Exercise input:

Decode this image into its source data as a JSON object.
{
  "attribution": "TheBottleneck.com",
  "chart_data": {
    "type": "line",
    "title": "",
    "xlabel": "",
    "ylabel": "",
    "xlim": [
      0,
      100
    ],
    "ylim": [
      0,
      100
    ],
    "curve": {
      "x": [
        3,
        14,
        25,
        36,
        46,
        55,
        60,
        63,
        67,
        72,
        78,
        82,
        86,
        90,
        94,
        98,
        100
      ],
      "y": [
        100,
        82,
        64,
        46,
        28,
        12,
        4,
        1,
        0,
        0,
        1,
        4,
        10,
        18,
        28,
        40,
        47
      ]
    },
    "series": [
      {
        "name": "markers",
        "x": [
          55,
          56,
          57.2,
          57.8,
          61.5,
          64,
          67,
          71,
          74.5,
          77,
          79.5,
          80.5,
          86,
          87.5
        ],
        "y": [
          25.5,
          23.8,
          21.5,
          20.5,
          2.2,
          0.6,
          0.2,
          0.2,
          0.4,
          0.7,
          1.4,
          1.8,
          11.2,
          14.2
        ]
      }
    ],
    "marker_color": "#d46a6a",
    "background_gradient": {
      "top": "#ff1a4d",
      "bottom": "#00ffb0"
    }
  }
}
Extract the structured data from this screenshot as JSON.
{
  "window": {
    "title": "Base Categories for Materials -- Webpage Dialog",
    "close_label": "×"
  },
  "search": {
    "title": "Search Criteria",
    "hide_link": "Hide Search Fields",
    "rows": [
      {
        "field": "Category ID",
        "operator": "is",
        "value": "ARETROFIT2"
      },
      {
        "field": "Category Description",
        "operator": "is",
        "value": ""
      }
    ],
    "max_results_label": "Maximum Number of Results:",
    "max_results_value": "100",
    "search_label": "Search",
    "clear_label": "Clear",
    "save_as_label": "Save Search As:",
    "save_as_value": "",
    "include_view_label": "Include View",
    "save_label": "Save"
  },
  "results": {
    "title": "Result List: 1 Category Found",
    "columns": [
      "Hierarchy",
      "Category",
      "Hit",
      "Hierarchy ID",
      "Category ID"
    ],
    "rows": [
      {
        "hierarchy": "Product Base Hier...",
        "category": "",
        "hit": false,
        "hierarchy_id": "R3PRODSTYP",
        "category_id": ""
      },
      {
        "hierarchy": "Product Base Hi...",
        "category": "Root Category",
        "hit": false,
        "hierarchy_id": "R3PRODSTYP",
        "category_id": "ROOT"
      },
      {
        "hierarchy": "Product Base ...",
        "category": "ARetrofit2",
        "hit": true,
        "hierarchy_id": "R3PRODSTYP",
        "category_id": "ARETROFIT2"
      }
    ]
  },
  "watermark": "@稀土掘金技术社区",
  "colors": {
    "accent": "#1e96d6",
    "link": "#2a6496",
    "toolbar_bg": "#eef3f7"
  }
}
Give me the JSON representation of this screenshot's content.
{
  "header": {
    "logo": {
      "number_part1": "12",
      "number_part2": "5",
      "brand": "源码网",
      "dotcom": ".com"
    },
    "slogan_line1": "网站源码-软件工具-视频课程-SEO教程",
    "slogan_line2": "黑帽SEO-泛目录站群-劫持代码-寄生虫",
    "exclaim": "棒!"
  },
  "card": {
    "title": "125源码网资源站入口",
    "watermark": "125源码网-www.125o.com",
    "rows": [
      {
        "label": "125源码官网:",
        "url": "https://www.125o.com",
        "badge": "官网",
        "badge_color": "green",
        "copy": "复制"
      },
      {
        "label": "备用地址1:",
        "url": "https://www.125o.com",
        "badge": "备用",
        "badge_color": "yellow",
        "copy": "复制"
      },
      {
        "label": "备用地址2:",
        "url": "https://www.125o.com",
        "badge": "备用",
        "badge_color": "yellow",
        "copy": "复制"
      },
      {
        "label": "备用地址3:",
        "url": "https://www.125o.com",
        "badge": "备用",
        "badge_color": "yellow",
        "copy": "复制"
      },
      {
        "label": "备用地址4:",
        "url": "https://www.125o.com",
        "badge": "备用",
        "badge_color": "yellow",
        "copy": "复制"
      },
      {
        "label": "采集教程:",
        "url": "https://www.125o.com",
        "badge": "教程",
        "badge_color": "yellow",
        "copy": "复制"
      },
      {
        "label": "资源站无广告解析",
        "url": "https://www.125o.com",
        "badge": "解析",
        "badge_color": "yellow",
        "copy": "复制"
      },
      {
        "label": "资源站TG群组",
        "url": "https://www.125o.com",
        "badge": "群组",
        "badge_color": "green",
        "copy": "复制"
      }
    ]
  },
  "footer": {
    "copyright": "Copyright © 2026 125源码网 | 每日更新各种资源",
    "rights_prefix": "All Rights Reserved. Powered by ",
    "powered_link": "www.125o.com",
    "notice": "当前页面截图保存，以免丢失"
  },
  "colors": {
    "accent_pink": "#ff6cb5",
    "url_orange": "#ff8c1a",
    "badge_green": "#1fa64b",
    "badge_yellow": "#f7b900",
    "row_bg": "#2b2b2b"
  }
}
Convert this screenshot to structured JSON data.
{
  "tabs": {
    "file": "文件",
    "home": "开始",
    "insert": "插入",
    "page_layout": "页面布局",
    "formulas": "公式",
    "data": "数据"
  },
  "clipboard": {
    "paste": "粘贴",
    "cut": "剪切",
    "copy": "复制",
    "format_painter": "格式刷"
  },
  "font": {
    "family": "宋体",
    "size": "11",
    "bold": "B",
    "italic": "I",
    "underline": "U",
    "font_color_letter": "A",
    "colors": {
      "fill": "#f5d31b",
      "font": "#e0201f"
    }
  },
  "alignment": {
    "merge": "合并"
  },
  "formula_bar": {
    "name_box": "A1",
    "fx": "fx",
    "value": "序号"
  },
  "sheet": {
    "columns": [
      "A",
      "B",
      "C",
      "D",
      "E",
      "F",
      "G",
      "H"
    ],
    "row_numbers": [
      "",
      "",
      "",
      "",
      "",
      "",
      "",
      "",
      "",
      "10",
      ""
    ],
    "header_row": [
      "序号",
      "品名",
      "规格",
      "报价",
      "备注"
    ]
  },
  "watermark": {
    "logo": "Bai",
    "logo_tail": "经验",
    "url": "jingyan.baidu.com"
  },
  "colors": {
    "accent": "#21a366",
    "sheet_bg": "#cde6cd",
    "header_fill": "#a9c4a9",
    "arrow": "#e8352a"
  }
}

Set task:
Reproduce the lines of the entries above exactly, but only from the line containing "Convert this screenshot" through the final line.

Written answer:
Convert this screenshot to structured JSON data.
{
  "tabs": {
    "file": "文件",
    "home": "开始",
    "insert": "插入",
    "page_layout": "页面布局",
    "formulas": "公式",
    "data": "数据"
  },
  "clipboard": {
    "paste": "粘贴",
    "cut": "剪切",
    "copy": "复制",
    "format_painter": "格式刷"
  },
  "font": {
    "family": "宋体",
    "size": "11",
    "bold": "B",
    "italic": "I",
    "underline": "U",
    "font_color_letter": "A",
    "colors": {
      "fill": "#f5d31b",
      "font": "#e0201f"
    }
  },
  "alignment": {
    "merge": "合并"
  },
  "formula_bar": {
    "name_box": "A1",
    "fx": "fx",
    "value": "序号"
  },
  "sheet": {
    "columns": [
      "A",
      "B",
      "C",
      "D",
      "E",
      "F",
      "G",
      "H"
    ],
    "row_numbers": [
      "",
      "",
      "",
      "",
      "",
      "",
      "",
      "",
      "",
      "10",
      ""
    ],
    "header_row": [
      "序号",
      "品名",
      "规格",
      "报价",
      "备注"
    ]
  },
  "watermark": {
    "logo": "Bai",
    "logo_tail": "经验",
    "url": "jingyan.baidu.com"
  },
  "colors": {
    "accent": "#21a366",
    "sheet_bg": "#cde6cd",
    "header_fill": "#a9c4a9",
    "arrow": "#e8352a"
  }
}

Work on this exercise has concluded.